• **TEXT SECTION**:
********************

The problem with trying to match a trip to a four year old’s skill level is it is always changing. Sometimes I get it right and some times I miss. This time I missed. Benoît joined us for the weekend, and he was game for anything. The Wednesday before, it just snowed a foot or more on top of a decent base.
The wildcat valley trail is a side country trail. You ride the chairlift up to the top of the Wildcat ski area and then ski 3 miles to the Jackson cross country trails. From there, the way the AMC always skis it, it’s another 5 miles out to the view at Halls Ledge and back to Dana Place on Rt 16. As we learned on the trip, there are other routes out. I thought with the lift ride up the hill and then varied downhill runs Isaac would like the trip. The last time Tyson and I had skied it was in 2011.
We all picked light weight backcountry cross country skis. It’s a compromise. At the top of the Wildcat Valley trail, the light gear puts you in survival skiing mode. But then on the kick and glide out to Dana Place, it’s the only suitable option. Benoît snapped a few pictures of Mt Washington at the top, enjoying the sunny morning. I explained “right at the top, the trail drops steeply and turns into the woods. I think it is to discourage folks who don’t know what they are doing. That’s the hardest pitch on the trail.” Usually, that first pitch is icy from people side slipping down it. I went first and found plenty of snow left. Isaac looked down the slope and shrank back. Tyson chaperoned him carefully side stepping down. Then Benoît zoomed down on his waxable skis and across into the woods.

********************

• **WHAT TO WORK ON**:
a) Tally the lines of the listing below that contain the string "point", and reply with only that count.
b) Resume the ski trip account above, picking up right after its last sentence.

• **Element location data**:

********************

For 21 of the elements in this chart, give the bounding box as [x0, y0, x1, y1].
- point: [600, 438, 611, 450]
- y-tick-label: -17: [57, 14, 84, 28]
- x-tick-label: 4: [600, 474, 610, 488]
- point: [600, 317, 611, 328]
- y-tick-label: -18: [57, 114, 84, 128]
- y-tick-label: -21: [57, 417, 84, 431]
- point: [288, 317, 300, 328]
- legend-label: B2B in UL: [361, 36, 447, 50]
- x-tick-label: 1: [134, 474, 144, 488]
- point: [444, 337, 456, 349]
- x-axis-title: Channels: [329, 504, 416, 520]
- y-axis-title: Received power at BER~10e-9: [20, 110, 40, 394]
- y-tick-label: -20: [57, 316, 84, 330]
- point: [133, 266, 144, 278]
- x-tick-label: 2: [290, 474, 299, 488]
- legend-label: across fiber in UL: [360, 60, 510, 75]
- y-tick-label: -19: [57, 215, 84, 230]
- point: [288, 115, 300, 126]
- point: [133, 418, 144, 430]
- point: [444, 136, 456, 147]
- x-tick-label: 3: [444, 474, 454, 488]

********************

• **RESULTS OF THE TASKS**:
a) 8

b)
So the good news was I had picked a trail that Benoît would enjoy, and the conditions were much better than last time Benoît came south and skied Cedar Brook with us. The bad news was Isaac. I hoped as we skied down the trail and the slopes moderated that he would get more confident. Unfortunately not. The farther we went, the bigger his feeling of “I can’t” grew until it consumed him. Tyson handled the situation better than I did. I was worried I had ruined the trip for Benoît. The one downside of all the steeper pitches at the top is once you’ve gone a half mile, you are pretty well committed to skiing all the way out.
We didn’t make it to Halls Ledge for lunch, in fact we didn’t even make it to the birch glades. We stopped in a small clearing between fir trees with the warm sun pouring down on us. As the afternoon progressed later, that warm sunlight would melt any snow it touched to mash potatoes. Lunch cheered Isaac up briefly and he started skiing better. Then he fell again and collapsed back into frustration. Tyson and I alternated coaching and coaxing Isaac along.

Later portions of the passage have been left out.